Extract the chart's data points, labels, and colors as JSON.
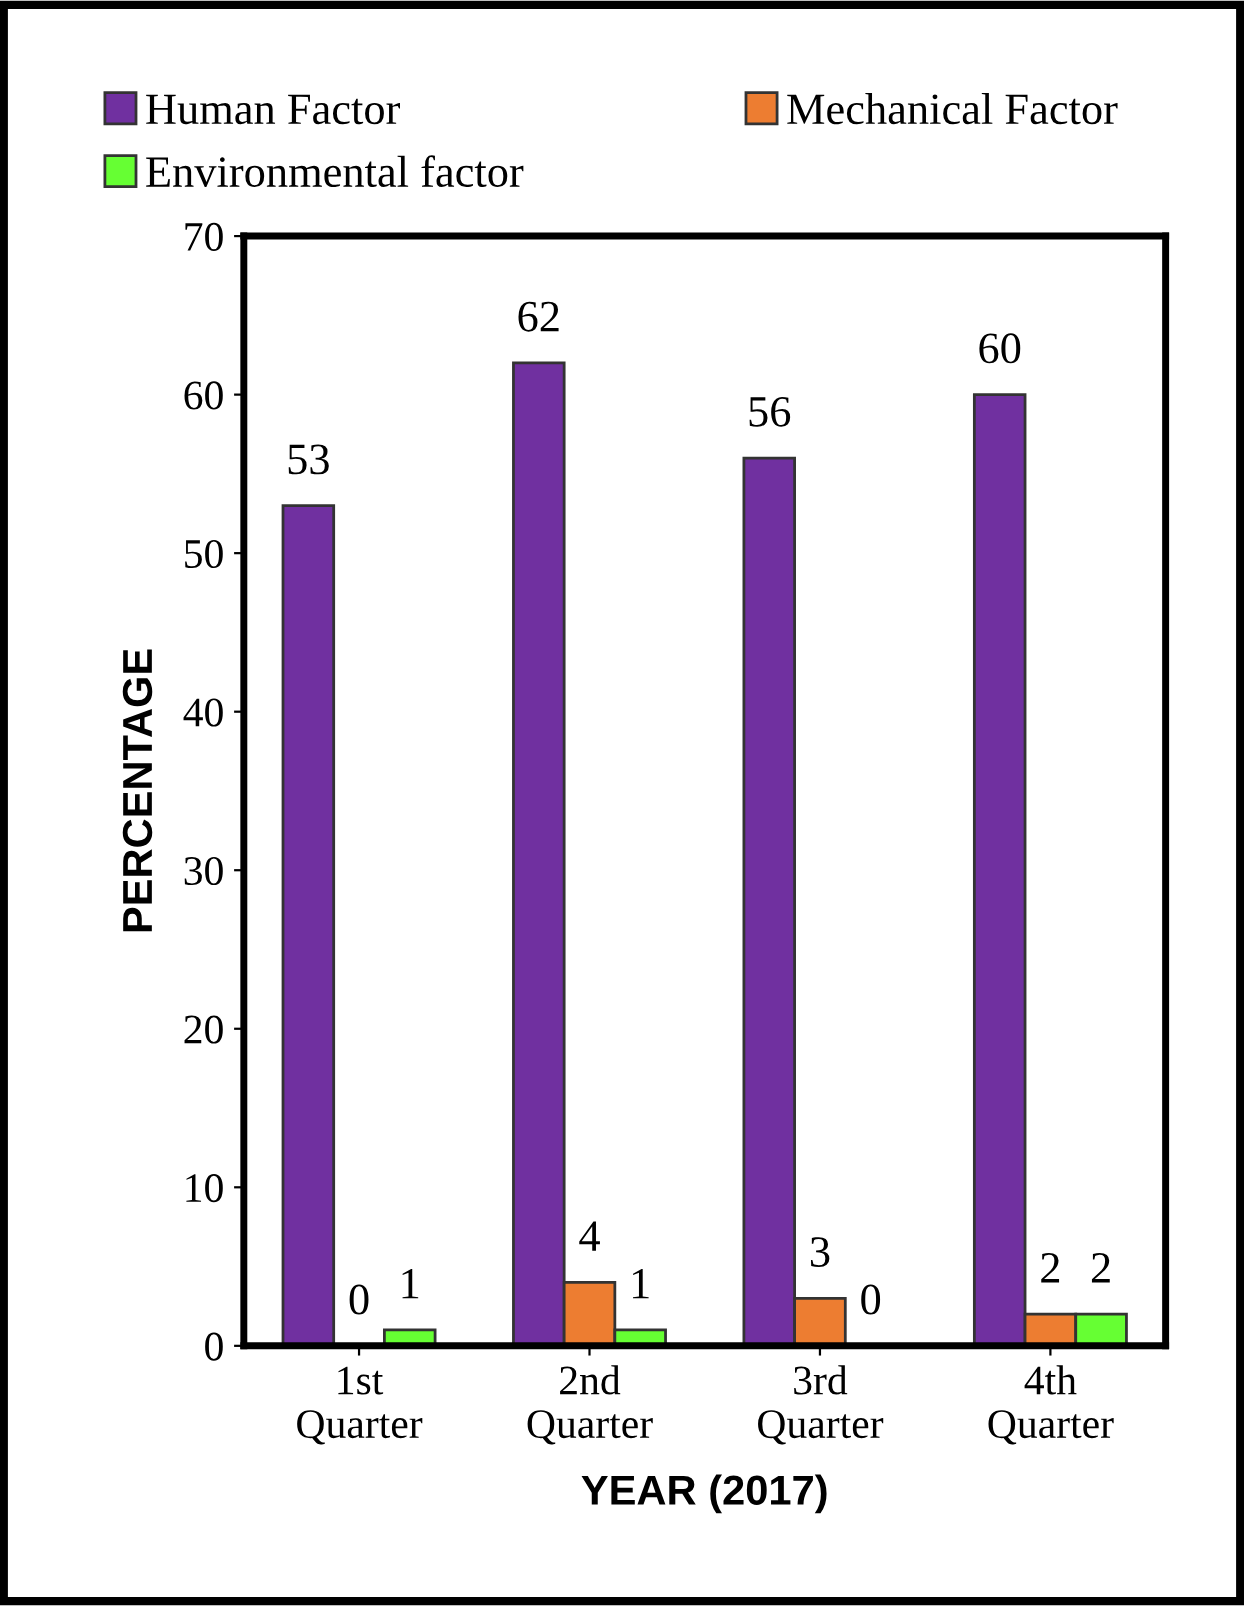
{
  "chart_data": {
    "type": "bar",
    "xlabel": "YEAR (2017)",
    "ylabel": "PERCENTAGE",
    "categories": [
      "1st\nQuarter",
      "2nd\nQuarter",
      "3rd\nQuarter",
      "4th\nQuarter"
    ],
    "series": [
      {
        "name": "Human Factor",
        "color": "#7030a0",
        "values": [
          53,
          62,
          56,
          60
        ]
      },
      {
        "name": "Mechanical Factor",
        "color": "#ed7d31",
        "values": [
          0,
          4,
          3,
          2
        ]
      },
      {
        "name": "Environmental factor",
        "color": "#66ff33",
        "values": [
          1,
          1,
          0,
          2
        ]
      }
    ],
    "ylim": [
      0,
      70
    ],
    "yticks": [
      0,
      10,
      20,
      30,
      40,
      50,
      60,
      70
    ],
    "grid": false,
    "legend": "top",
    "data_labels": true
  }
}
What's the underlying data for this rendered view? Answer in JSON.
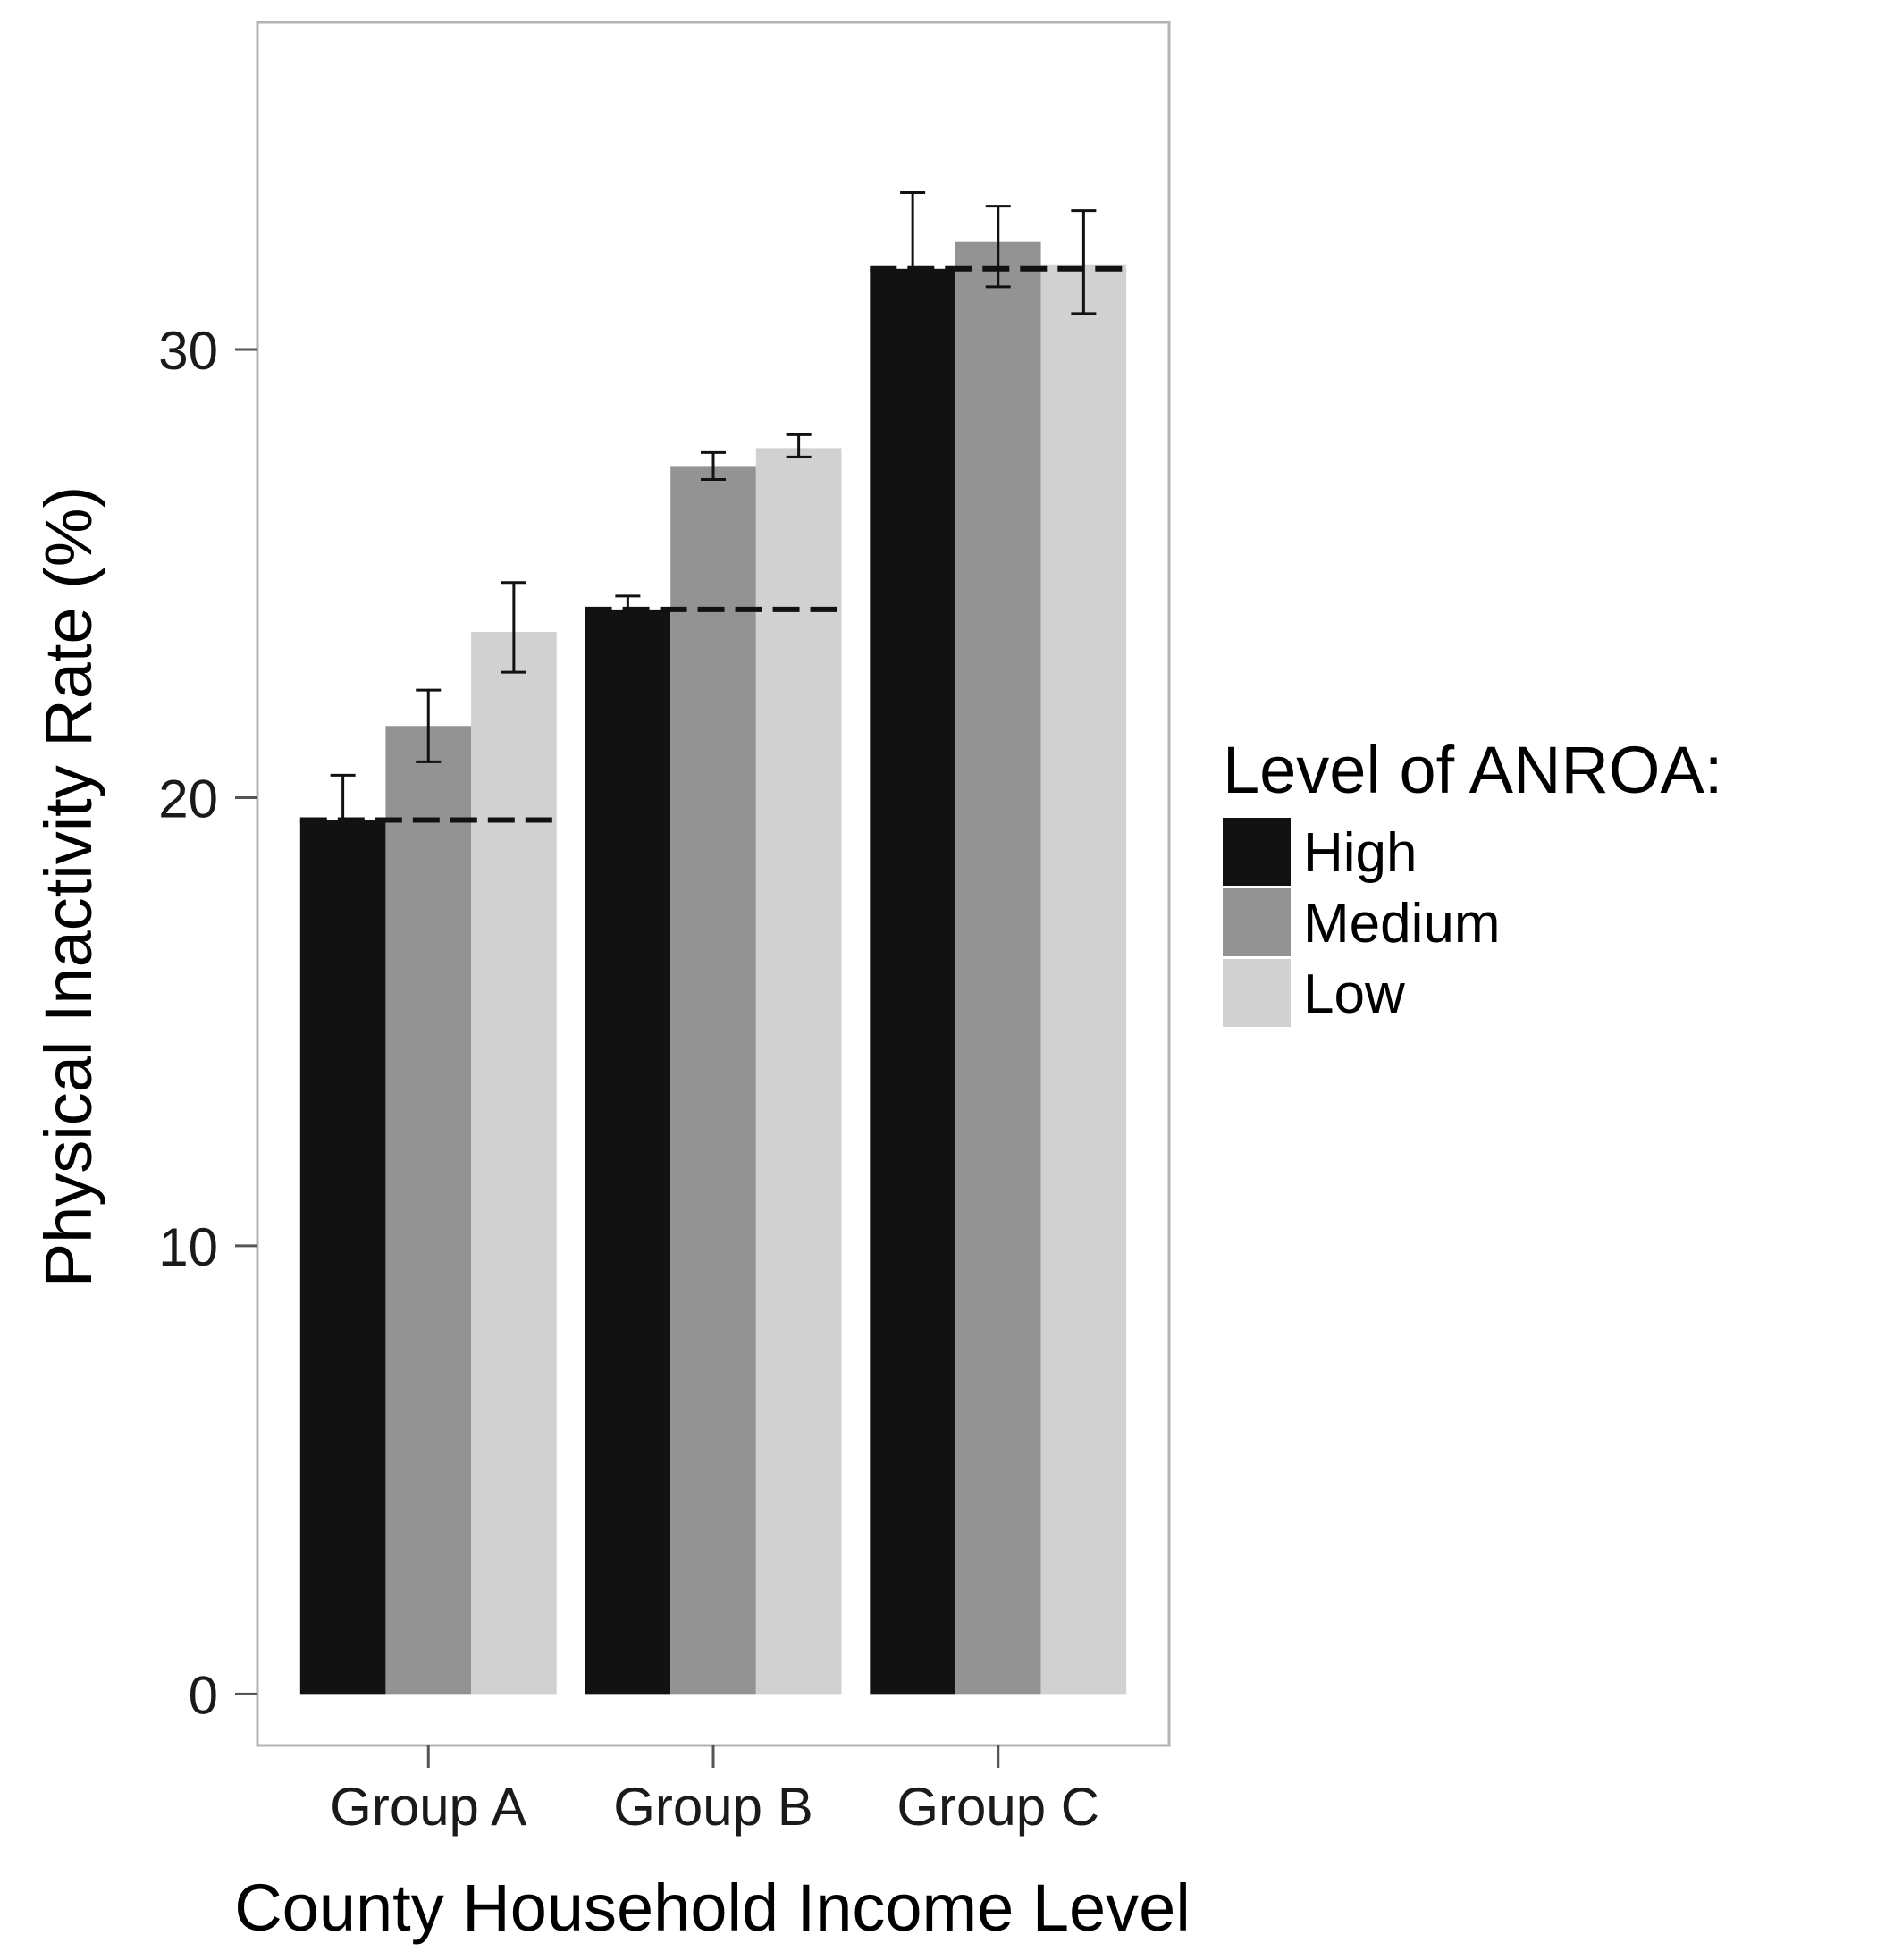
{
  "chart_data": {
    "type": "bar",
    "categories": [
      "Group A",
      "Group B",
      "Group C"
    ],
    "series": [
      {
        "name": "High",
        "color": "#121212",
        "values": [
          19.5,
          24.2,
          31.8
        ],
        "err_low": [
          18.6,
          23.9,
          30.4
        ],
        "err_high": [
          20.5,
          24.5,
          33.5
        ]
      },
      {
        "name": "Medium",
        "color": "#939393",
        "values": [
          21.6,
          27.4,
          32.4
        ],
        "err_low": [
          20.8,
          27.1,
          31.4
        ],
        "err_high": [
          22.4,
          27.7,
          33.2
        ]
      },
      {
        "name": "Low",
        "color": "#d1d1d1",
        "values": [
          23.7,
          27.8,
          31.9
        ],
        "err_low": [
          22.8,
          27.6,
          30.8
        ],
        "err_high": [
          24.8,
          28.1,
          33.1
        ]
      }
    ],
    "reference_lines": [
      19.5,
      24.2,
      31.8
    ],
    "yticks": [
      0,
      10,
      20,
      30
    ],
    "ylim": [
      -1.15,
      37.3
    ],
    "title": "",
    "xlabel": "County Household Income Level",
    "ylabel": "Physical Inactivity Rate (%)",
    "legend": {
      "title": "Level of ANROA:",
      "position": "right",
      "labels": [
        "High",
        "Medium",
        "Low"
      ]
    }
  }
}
━━━━━━━━━━━━━━━━━━━━
WHAT IS EXPECTED =
Omit every picture while copying the listing above exactly.

SOLUTION =
Extract the chart's data points, labels, and colors as JSON.
{
  "chart_data": {
    "type": "bar",
    "xlabel": "YEAR (2017)",
    "ylabel": "PERCENTAGE",
    "categories": [
      "1st\nQuarter",
      "2nd\nQuarter",
      "3rd\nQuarter",
      "4th\nQuarter"
    ],
    "series": [
      {
        "name": "Human Factor",
        "color": "#7030a0",
        "values": [
          53,
          62,
          56,
          60
        ]
      },
      {
        "name": "Mechanical Factor",
        "color": "#ed7d31",
        "values": [
          0,
          4,
          3,
          2
        ]
      },
      {
        "name": "Environmental factor",
        "color": "#66ff33",
        "values": [
          1,
          1,
          0,
          2
        ]
      }
    ],
    "ylim": [
      0,
      70
    ],
    "yticks": [
      0,
      10,
      20,
      30,
      40,
      50,
      60,
      70
    ],
    "grid": false,
    "legend": "top",
    "data_labels": true
  }
}
What's the underlying data for this rendered view? Answer in JSON.
{
  "chart_data": {
    "type": "bar",
    "categories": [
      "Group A",
      "Group B",
      "Group C"
    ],
    "series": [
      {
        "name": "High",
        "color": "#121212",
        "values": [
          19.5,
          24.2,
          31.8
        ],
        "err_low": [
          18.6,
          23.9,
          30.4
        ],
        "err_high": [
          20.5,
          24.5,
          33.5
        ]
      },
      {
        "name": "Medium",
        "color": "#939393",
        "values": [
          21.6,
          27.4,
          32.4
        ],
        "err_low": [
          20.8,
          27.1,
          31.4
        ],
        "err_high": [
          22.4,
          27.7,
          33.2
        ]
      },
      {
        "name": "Low",
        "color": "#d1d1d1",
        "values": [
          23.7,
          27.8,
          31.9
        ],
        "err_low": [
          22.8,
          27.6,
          30.8
        ],
        "err_high": [
          24.8,
          28.1,
          33.1
        ]
      }
    ],
    "reference_lines": [
      19.5,
      24.2,
      31.8
    ],
    "yticks": [
      0,
      10,
      20,
      30
    ],
    "ylim": [
      -1.15,
      37.3
    ],
    "title": "",
    "xlabel": "County Household Income Level",
    "ylabel": "Physical Inactivity Rate (%)",
    "legend": {
      "title": "Level of ANROA:",
      "position": "right",
      "labels": [
        "High",
        "Medium",
        "Low"
      ]
    }
  }
}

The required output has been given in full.